Texte à lire
****************************************

M. Roch Donatien Nagalo, Président du Conseil d'administration de la faitière

Le Syndicat national des commerçants du Burkina (SYNACOMB) travaille avec abnégation à la relance de l’économie nationale plombée par diverses crises. Ainsi, il vient de procéder au lancement d’une faitière qui regroupera plusieurs filières interprofessionnelles. Avec à l’appui, une Brigade de veille citoyenne dont la mission est de veiller à l’assainissement du milieu commercial au Burkina en contribuant à lutter contre la fraude et la concurrence déloyale. Au-delà la vision qui anime la faitière est de mieux organiser les filières en leur accompagnant à former des micros industries et surtout encourager les burkinabè à produire et consommer burkinabè. En attendant les amendements par les filières du statut et règlement intérieur qui régira la faitière les jours à venir, nous avons rencontré le Secrétaire général du SYNACOMB et Président du Conseil d’administration de la faitière

M. Roch Donatien Nagalo qui nous dévoile l’esprit qui sous-tend la faitière, ses ambitions et surtout l’intérêt que chaque filière gagnera à s’y adhérer.  

« Je suis persuadé que tout le monde trouvera son compte dans cette faitière »

IBurkina (IB) : Monsieur le Secrétaire général du SYNACOMB, après l’installation officielle des membres de la brigade de vieille citoyenne en mi-janvier, vous venez de tenir une Assemblée générale constitutive d’une faitière. Succinctement quelles sont les associations socioprofessionnelles membres ? Et comment y adhérer ?

****************************************

Entrées enregistrées
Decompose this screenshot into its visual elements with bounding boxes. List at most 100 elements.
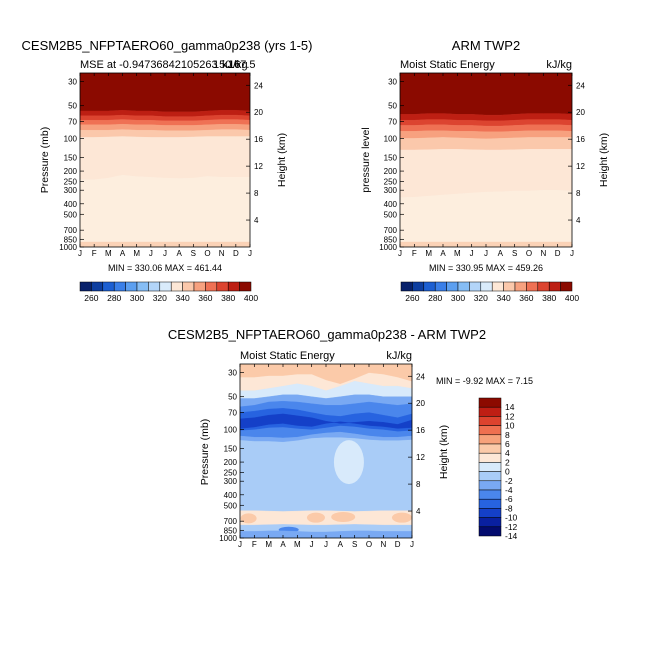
y-right-tick-label: 24 (254, 81, 263, 90)
colorbar-label: -2 (505, 476, 513, 486)
min-max-stats: MIN = -9.92 MAX = 7.15 (436, 376, 533, 386)
colorbar-label: -4 (505, 485, 513, 495)
colorbar-label: 340 (176, 293, 190, 303)
x-tick-label: J (570, 249, 574, 258)
y-tick-label: 700 (224, 517, 238, 526)
x-tick-label: J (410, 540, 414, 549)
contour-band-400 (400, 73, 572, 116)
y-tick-label: 850 (384, 235, 398, 244)
colorbar-swatch (136, 281, 149, 292)
x-tick-label: F (412, 249, 417, 258)
contour-field (240, 364, 412, 538)
y-right-tick-label: 12 (576, 162, 585, 171)
x-tick-label: A (440, 249, 446, 258)
x-tick-label: S (512, 249, 517, 258)
y-right-tick-label: 16 (416, 426, 425, 435)
diff-patch-positive (331, 511, 356, 522)
colorbar-swatch (526, 281, 539, 292)
colorbar-label: -10 (505, 513, 518, 523)
x-tick-label: J (163, 249, 167, 258)
x-tick-label: M (425, 249, 432, 258)
colorbar-swatch (91, 281, 104, 292)
y-tick-label: 70 (228, 409, 237, 418)
x-tick-label: S (191, 249, 196, 258)
panel-subtitle: Moist Static Energy (240, 350, 335, 362)
colorbar-swatch (125, 281, 138, 292)
y-tick-label: 400 (224, 491, 238, 500)
panel-title: ARM TWP2 (452, 38, 520, 53)
colorbar-label: 320 (474, 293, 488, 303)
colorbar-label: 12 (505, 411, 515, 421)
y-tick-label: 500 (224, 501, 238, 510)
colorbar-label: 360 (519, 293, 533, 303)
y-tick-label: 70 (388, 118, 397, 127)
y-tick-label: 50 (228, 393, 237, 402)
contour-band-400 (80, 73, 250, 113)
y-tick-label: 200 (64, 167, 78, 176)
x-tick-label: A (280, 540, 286, 549)
y-right-tick-label: 12 (254, 162, 263, 171)
y-axis-label-right: Height (km) (276, 133, 288, 187)
y-right-tick-label: 20 (576, 108, 585, 117)
colorbar-swatch (400, 281, 413, 292)
x-tick-label: A (176, 249, 182, 258)
colorbar-swatch (478, 452, 502, 463)
x-tick-label: M (294, 540, 301, 549)
y-tick-label: 250 (384, 178, 398, 187)
colorbar-label: 260 (84, 293, 98, 303)
colorbar: 260 280 300 320 340 360 380 400 (400, 281, 579, 303)
y-axis-label: pressure level (360, 127, 372, 192)
x-tick-label: D (233, 249, 239, 258)
contour-field (400, 73, 572, 247)
x-tick-label: J (238, 540, 242, 549)
y-tick-label: 700 (384, 226, 398, 235)
colorbar-swatch (478, 508, 502, 518)
colorbar-swatch (560, 281, 573, 292)
x-tick-label: J (470, 249, 474, 258)
x-tick-label: J (149, 249, 153, 258)
panel-title: CESM2B5_NFPTAERO60_gamma0p238 - ARM TWP2 (168, 327, 486, 342)
diff-band-top-positive-2 (240, 364, 412, 385)
x-tick-label: A (498, 249, 504, 258)
colorbar-swatch (434, 281, 447, 292)
y-axis-label-right: Height (km) (438, 425, 450, 479)
y-tick-label: 850 (224, 526, 238, 535)
colorbar-swatch (205, 281, 218, 292)
x-tick-label: M (454, 249, 461, 258)
y-right-tick-label: 16 (254, 135, 263, 144)
colorbar-swatch (412, 281, 425, 292)
y-tick-label: 400 (384, 200, 398, 209)
x-tick-label: M (265, 540, 272, 549)
colorbar-label: 14 (505, 402, 515, 412)
x-tick-label: D (555, 249, 561, 258)
colorbar-swatch (478, 462, 502, 472)
colorbar-swatch (193, 281, 206, 292)
contour-band-330 (400, 189, 572, 243)
diff-band-lower-positive (240, 510, 412, 526)
contour-band-330 (80, 174, 250, 243)
y-tick-label: 200 (224, 458, 238, 467)
y-right-tick-label: 24 (576, 81, 585, 90)
colorbar-swatch (514, 281, 527, 292)
colorbar-swatch (548, 281, 561, 292)
y-axis-label: Pressure (mb) (39, 127, 51, 194)
colorbar-swatch (239, 281, 252, 292)
x-tick-label: M (133, 249, 140, 258)
panel-model: CESM2B5_NFPTAERO60_gamma0p238 (yrs 1-5) … (22, 38, 313, 303)
y-right-tick-label: 20 (416, 399, 425, 408)
colorbar-swatch (478, 480, 502, 491)
colorbar-label: 340 (497, 293, 511, 303)
y-tick-label: 700 (64, 226, 78, 235)
colorbar-swatch (170, 281, 183, 292)
y-right-tick-label: 4 (416, 507, 421, 516)
panel-subtitle: Moist Static Energy (400, 59, 495, 71)
y-right-tick-label: 24 (416, 372, 425, 381)
y-right-tick-label: 20 (254, 108, 263, 117)
x-tick-label: J (310, 540, 314, 549)
y-right-tick-label: 8 (576, 189, 581, 198)
colorbar-label: 4 (505, 448, 510, 458)
colorbar-label: -6 (505, 494, 513, 504)
colorbar-swatch (457, 281, 470, 292)
axes: J F M A M J J A S O N D J305070100150200250300400500… (59, 73, 263, 258)
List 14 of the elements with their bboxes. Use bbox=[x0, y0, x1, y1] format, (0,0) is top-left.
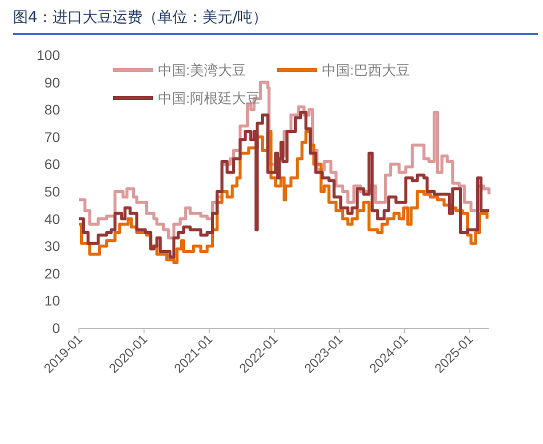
y-tick-label: 60 bbox=[44, 156, 60, 172]
y-tick-label: 90 bbox=[44, 74, 60, 90]
y-tick-label: 10 bbox=[44, 292, 60, 309]
y-tick-label: 40 bbox=[44, 210, 60, 227]
y-tick-label: 20 bbox=[44, 265, 60, 282]
y-tick-label: 50 bbox=[44, 184, 60, 200]
chart-title: 图4：进口大豆运费（单位：美元/吨） bbox=[13, 8, 538, 35]
legend-label: 中国:美湾大豆 bbox=[158, 62, 246, 78]
legend-label: 中国:巴西大豆 bbox=[322, 62, 410, 78]
y-tick-label: 80 bbox=[44, 102, 60, 118]
y-tick-label: 70 bbox=[44, 128, 60, 145]
y-tick-label: 30 bbox=[44, 238, 60, 254]
y-tick-label: 100 bbox=[36, 47, 60, 63]
y-tick-label: 0 bbox=[52, 320, 60, 336]
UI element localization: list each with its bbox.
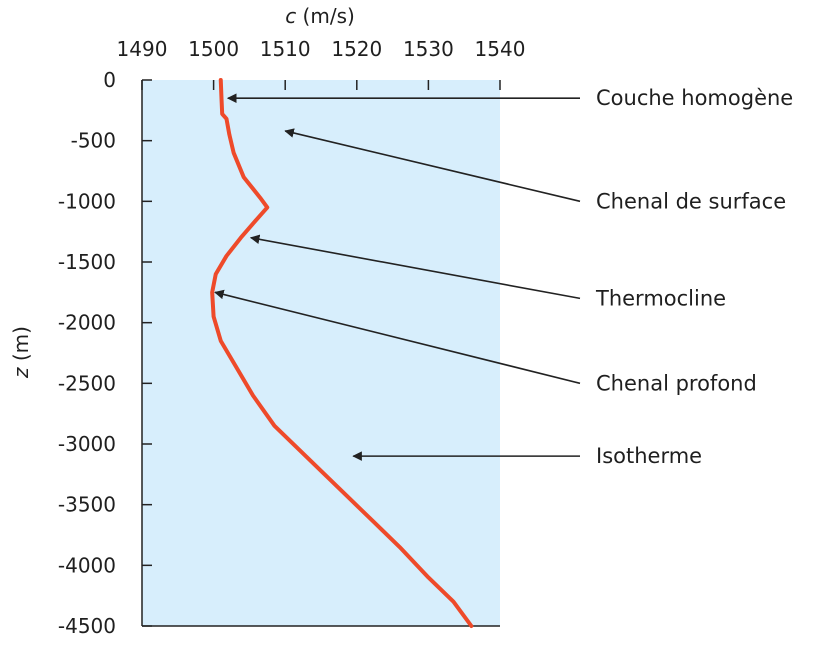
annotation-label: Thermocline — [595, 286, 726, 310]
x-axis-title-symbol: c — [285, 4, 296, 28]
annotation-label: Chenal de surface — [596, 189, 786, 213]
x-axis-title: c (m/s) — [285, 4, 355, 28]
x-tick-label: 1490 — [117, 37, 168, 61]
annotation-label: Chenal profond — [596, 371, 757, 395]
y-axis-title: z (m) — [9, 326, 33, 379]
y-tick-label: -4000 — [58, 553, 116, 577]
y-axis-title-symbol: z — [9, 367, 33, 379]
y-tick-label: -4500 — [58, 614, 116, 638]
speed-curve-line — [210, 78, 474, 628]
y-tick-label: -1000 — [58, 189, 116, 213]
y-axis-title-unit: (m) — [9, 326, 33, 361]
y-ticks-group: 0 -500 -1000 -1500 -2000 -2500 -3000 -3500 -4000… — [58, 68, 152, 638]
y-tick-label: -2500 — [58, 371, 116, 395]
plot-background — [142, 80, 500, 626]
y-tick-label: 0 — [103, 68, 116, 92]
y-tick-label: -2000 — [58, 311, 116, 335]
y-tick-label: -3500 — [58, 493, 116, 517]
annotation-arrow — [249, 234, 581, 300]
x-tick-label: 1530 — [403, 37, 454, 61]
annotations-group: Couche homogène Chenal de surface Thermocl… — [214, 86, 793, 468]
y-tick-label: -1500 — [58, 250, 116, 274]
annotation-arrow — [284, 128, 581, 203]
y-tick-label: -500 — [71, 129, 116, 153]
y-tick-label: -3000 — [58, 432, 116, 456]
x-tick-label: 1520 — [331, 37, 382, 61]
x-tick-label: 1510 — [260, 37, 311, 61]
x-tick-label: 1500 — [188, 37, 239, 61]
annotation-arrow — [214, 289, 581, 385]
x-tick-label: 1540 — [475, 37, 526, 61]
annotation-label: Isotherme — [596, 444, 702, 468]
x-ticks-group: 1490 1500 1510 1520 1530 1540 — [117, 37, 526, 90]
annotation-label: Couche homogène — [596, 86, 793, 110]
x-axis-title-unit: (m/s) — [303, 4, 355, 28]
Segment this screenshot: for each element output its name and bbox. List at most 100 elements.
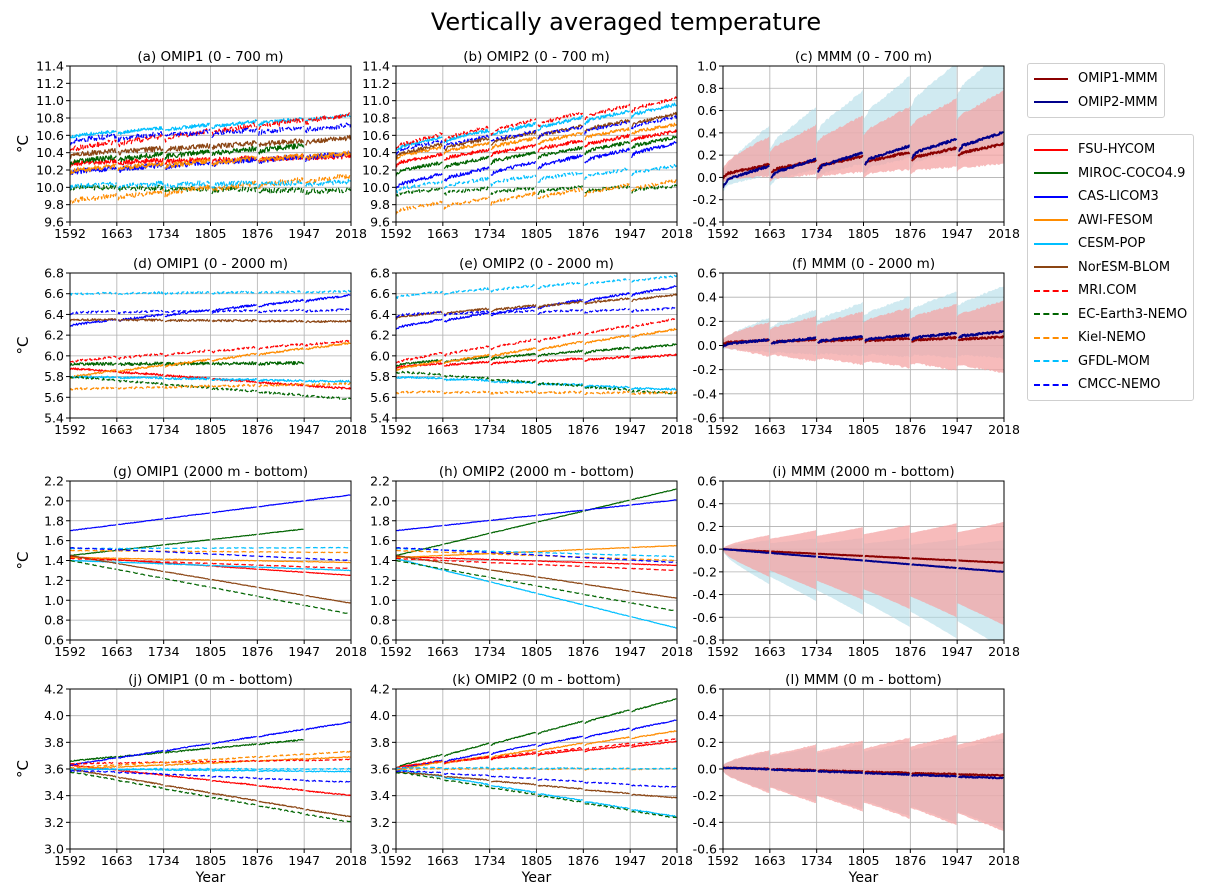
panel-10: 1592 1663 1734 1805 1876 1947 2018 3.0 3.2 3.4 3.6… [14,672,367,886]
series-line [304,111,351,125]
legend-swatch [1034,219,1068,222]
series-line [864,559,910,566]
series-line [491,743,536,755]
y-tick-label: 0.2 [697,519,717,534]
series-line [443,390,490,395]
series-line [117,561,164,565]
series-line [118,767,164,771]
legend-models: FSU-HYCOM MIROC-COCO4.9 CAS-LICOM3 AWI-FESO… [1027,134,1195,401]
series-line [70,184,117,192]
x-tick-label: 1663 [101,226,133,241]
series-line [490,731,536,747]
y-tick-label: 5.6 [44,390,64,405]
y-tick-label: 1.4 [370,553,390,568]
x-tick-label: 1734 [801,853,833,868]
series-line [537,720,583,735]
series-line [537,340,583,352]
series-line [537,560,583,564]
series-line [911,563,957,570]
series-line [537,131,583,145]
series-line [305,382,351,387]
series-line [304,178,351,187]
series-line [258,378,304,383]
series-line [537,331,583,343]
series-line [396,139,443,155]
series-line [630,306,677,313]
y-tick-label: 0.2 [697,314,717,329]
series-line [396,152,443,168]
series-line [305,341,351,351]
series-line [70,355,117,363]
series-line [490,129,537,142]
series-line [211,180,257,189]
series-line [258,777,304,781]
series-line [258,560,304,563]
series-line [258,500,304,508]
series-line [70,769,117,774]
series-line [396,370,443,376]
x-tick-label: 1592 [380,422,412,437]
x-axis-label: Year [848,870,879,886]
series-line [211,562,257,566]
y-tick-label: 11.0 [362,93,390,108]
series-line [537,154,583,170]
series-line [258,290,304,294]
series-line [211,180,258,192]
series-line [490,522,536,534]
panel-title: (l) MMM (0 m - bottom) [785,672,942,688]
series-line [537,554,583,559]
x-tick-label: 1947 [288,644,320,659]
series-line [864,771,910,776]
series-line [117,157,164,166]
series-line [443,353,490,365]
series-line [584,546,630,551]
series-line [304,339,351,347]
series-line [537,171,583,183]
series-line [118,352,164,360]
x-tick-label: 1592 [54,853,86,868]
legend-swatch [1034,101,1068,104]
legend-entry: AWI-FESOM [1034,209,1187,233]
series-line [165,318,211,323]
spread-band [863,524,910,609]
series-line [537,548,583,553]
series-line [631,737,677,747]
series-line [443,360,490,367]
series-line [117,184,164,193]
series-line [258,319,304,323]
series-line [305,546,351,549]
y-tick-label: 4.0 [370,708,390,723]
series-line [304,134,351,146]
series-line [211,565,257,570]
spread-band [723,534,770,577]
y-tick-label: -0.2 [693,788,717,803]
y-axis-label: °C [14,760,32,778]
series-line [490,775,536,780]
series-line [117,161,164,172]
y-tick-label: 11.4 [36,59,64,74]
x-tick-label: 1805 [521,853,553,868]
series-line [584,390,630,396]
series-line [305,758,351,762]
legend-label: EC-Earth3-NEMO [1078,306,1188,322]
series-line [444,766,490,770]
series-line [258,738,304,746]
series-line [584,384,630,389]
series-line [305,319,351,324]
series-line [117,131,164,143]
series-line [211,506,257,514]
series-line [258,767,304,771]
series-line [70,133,117,146]
series-line [396,753,443,770]
series-line [444,307,490,316]
x-tick-label: 1947 [941,853,973,868]
y-tick-label: 10.0 [36,180,64,195]
series-line [164,129,211,138]
series-line [444,136,490,151]
series-line [537,742,583,753]
series-line [118,569,164,579]
y-tick-label: 1.8 [44,513,64,528]
y-tick-label: 1.6 [44,533,64,548]
x-tick-label: 1734 [474,422,506,437]
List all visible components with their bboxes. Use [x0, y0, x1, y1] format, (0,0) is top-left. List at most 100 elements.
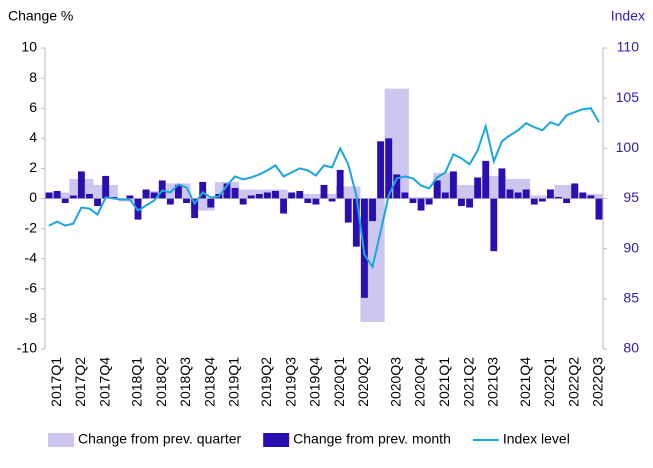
bar: [498, 168, 506, 199]
bar: [126, 195, 134, 199]
bar: [393, 174, 401, 199]
bar: [223, 183, 231, 199]
bar: [61, 198, 69, 204]
index-line: [48, 107, 600, 270]
x-tick-label: 2017Q4: [96, 357, 112, 407]
x-tick-label: 2018Q3: [177, 357, 193, 407]
bar: [320, 184, 328, 199]
bar: [288, 192, 296, 199]
bar: [433, 180, 441, 199]
x-tick-label: 2017Q2: [72, 357, 88, 407]
bar: [530, 198, 538, 205]
bar: [45, 192, 53, 199]
x-tick-label: 2020Q1: [331, 357, 347, 407]
y-tick-label: 8: [29, 69, 37, 85]
bar: [474, 177, 482, 199]
y-tick-label: 4: [29, 129, 37, 145]
x-tick-label: 2018Q1: [129, 357, 145, 407]
bar: [587, 195, 595, 199]
bar: [102, 175, 110, 199]
bar: [296, 190, 304, 199]
x-tick-label: 2020Q4: [412, 357, 428, 407]
bar: [77, 171, 85, 199]
x-tick-label: 2022Q2: [565, 357, 581, 407]
y-tick-label: -6: [25, 280, 38, 296]
bar: [449, 171, 457, 199]
bar: [546, 189, 554, 199]
y2-tick-label: 100: [616, 139, 640, 155]
bar: [409, 198, 417, 204]
y2-tick-label: 95: [623, 189, 639, 205]
y2-tick-label: 85: [623, 290, 639, 306]
bar: [579, 192, 587, 199]
bar: [174, 184, 182, 199]
bar: [441, 192, 449, 199]
x-tick-label: 2019Q1: [226, 357, 242, 407]
bar: [352, 198, 360, 247]
y2-axis-label: Index: [611, 8, 645, 24]
bar: [595, 198, 603, 220]
bar: [408, 196, 434, 199]
bar: [94, 198, 102, 207]
x-tick-label: 2019Q2: [258, 357, 274, 407]
bar: [425, 198, 433, 205]
bar: [239, 189, 264, 199]
bar: [401, 192, 409, 199]
bar: [312, 198, 320, 205]
y-tick-label: 2: [29, 159, 37, 175]
bar: [142, 189, 150, 199]
y-tick-label: 6: [29, 99, 37, 115]
y-tick-label: 10: [21, 39, 37, 55]
x-tick-label: 2021Q4: [517, 357, 533, 407]
x-tick-label: 2017Q1: [48, 357, 64, 407]
bar: [263, 192, 271, 199]
bar: [482, 160, 490, 199]
bar: [280, 198, 288, 214]
y2-tick-label: 110: [617, 39, 640, 55]
bar: [328, 198, 336, 202]
legend-label: Change from prev. month: [293, 431, 451, 447]
y2-tick-label: 90: [623, 239, 639, 255]
x-tick-label: 2022Q3: [590, 357, 606, 407]
bar: [563, 198, 571, 204]
bar: [522, 189, 530, 199]
bar: [385, 138, 393, 199]
bar: [239, 198, 247, 205]
legend-label: Index level: [503, 431, 570, 447]
bar: [53, 190, 61, 199]
bar: [571, 183, 579, 199]
x-tick-label: 2021Q2: [460, 357, 476, 407]
bar: [69, 195, 77, 199]
x-tick-label: 2018Q4: [201, 357, 217, 407]
bar: [207, 198, 215, 208]
bar: [231, 187, 239, 199]
legend-swatch: [263, 433, 290, 447]
legend-swatch: [48, 433, 74, 447]
bar: [272, 190, 279, 199]
bar: [538, 198, 546, 202]
bar: [466, 198, 474, 208]
bar: [417, 198, 425, 211]
bar: [336, 169, 344, 199]
x-tick-label: 2021Q3: [485, 357, 501, 407]
y-tick-label: -10: [17, 340, 37, 356]
bar: [458, 198, 465, 207]
y-axis-label: Change %: [8, 8, 73, 24]
x-tick-label: 2020Q2: [355, 357, 371, 407]
x-tick-label: 2018Q2: [153, 357, 169, 407]
y2-tick-label: 105: [616, 89, 640, 105]
bar: [377, 141, 385, 199]
bar: [247, 195, 255, 199]
y-tick-label: -2: [25, 219, 38, 235]
y-tick-label: 0: [29, 189, 37, 205]
y2-tick-label: 80: [623, 340, 639, 356]
x-tick-label: 2020Q3: [387, 357, 403, 407]
bar: [490, 198, 498, 252]
x-tick-label: 2019Q3: [282, 357, 298, 407]
bar: [555, 196, 562, 199]
bar: [183, 198, 190, 204]
bar: [514, 192, 522, 199]
bar: [506, 189, 514, 199]
x-tick-label: 2021Q1: [436, 357, 452, 407]
bar: [150, 192, 158, 199]
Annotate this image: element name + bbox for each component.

****************************************

Actions à mener
[a] Réécrivez le passage du texte sur la faitière qui s'ouvre sur "M. Roch Donatien Nagalo qui" et se termine par "à s’y adhérer.", en renommant "ambitions" en "objectifs".
[b] Répétez tel quel le passage des lignes qui va de la ligne contenant "y-right-tick-label: 24 (254, 81, 263, 90)" jusqu'à celle contenant "x-tick-label: J (238, 540, 242, 549)", ces deux lignes comprises.
Le texte sur la faitière et les lignes sont deux documents indépendants.

Résultats attendus
[a]
M. Roch Donatien Nagalo qui nous dévoile l’esprit qui sous-tend la faitière, ses objectifs et surtout l’intérêt que chaque filière gagnera à s’y adhérer.

[b]
y-right-tick-label: 24 (254, 81, 263, 90)
colorbar-label: -2 (505, 476, 513, 486)
min-max-stats: MIN = -9.92 MAX = 7.15 (436, 376, 533, 386)
colorbar-label: -4 (505, 485, 513, 495)
colorbar-label: 340 (176, 293, 190, 303)
x-tick-label: J (570, 249, 574, 258)
y-tick-label: 700 (224, 517, 238, 526)
x-tick-label: J (410, 540, 414, 549)
contour-band-400 (400, 73, 572, 116)
y-tick-label: 850 (384, 235, 398, 244)
colorbar-swatch (136, 281, 149, 292)
x-tick-label: F (412, 249, 417, 258)
contour-field (240, 364, 412, 538)
y-right-tick-label: 12 (576, 162, 585, 171)
x-tick-label: A (440, 249, 446, 258)
x-tick-label: S (512, 249, 517, 258)
y-right-tick-label: 16 (416, 426, 425, 435)
diff-patch-positive (331, 511, 356, 522)
colorbar-swatch (526, 281, 539, 292)
colorbar-label: -10 (505, 513, 518, 523)
x-tick-label: J (163, 249, 167, 258)
x-tick-label: M (425, 249, 432, 258)
colorbar-swatch (91, 281, 104, 292)
y-tick-label: 70 (228, 409, 237, 418)
x-tick-label: S (191, 249, 196, 258)
panel-subtitle: Moist Static Energy (240, 350, 335, 362)
colorbar-swatch (125, 281, 138, 292)
y-tick-label: 400 (224, 491, 238, 500)
panel-title: ARM TWP2 (452, 38, 520, 53)
colorbar-label: 320 (474, 293, 488, 303)
colorbar-label: 12 (505, 411, 515, 421)
y-tick-label: 500 (224, 501, 238, 510)
colorbar-label: 360 (519, 293, 533, 303)
y-tick-label: 70 (388, 118, 397, 127)
y-tick-label: 50 (228, 393, 237, 402)
contour-band-400 (80, 73, 250, 113)
y-tick-label: 200 (64, 167, 78, 176)
x-tick-label: A (280, 540, 286, 549)
y-right-tick-label: 12 (254, 162, 263, 171)
y-axis-label-right: Height (km) (276, 133, 288, 187)
y-right-tick-label: 20 (576, 108, 585, 117)
colorbar-swatch (400, 281, 413, 292)
x-tick-label: A (176, 249, 182, 258)
colorbar-swatch (478, 452, 502, 463)
x-tick-label: M (294, 540, 301, 549)
y-tick-label: 250 (384, 178, 398, 187)
colorbar-label: 260 (84, 293, 98, 303)
colorbar: 260 280 300 320 340 360 380 400 (400, 281, 579, 303)
y-axis-label: pressure level (360, 127, 372, 192)
x-tick-label: D (233, 249, 239, 258)
contour-field (400, 73, 572, 247)
x-tick-label: J (238, 540, 242, 549)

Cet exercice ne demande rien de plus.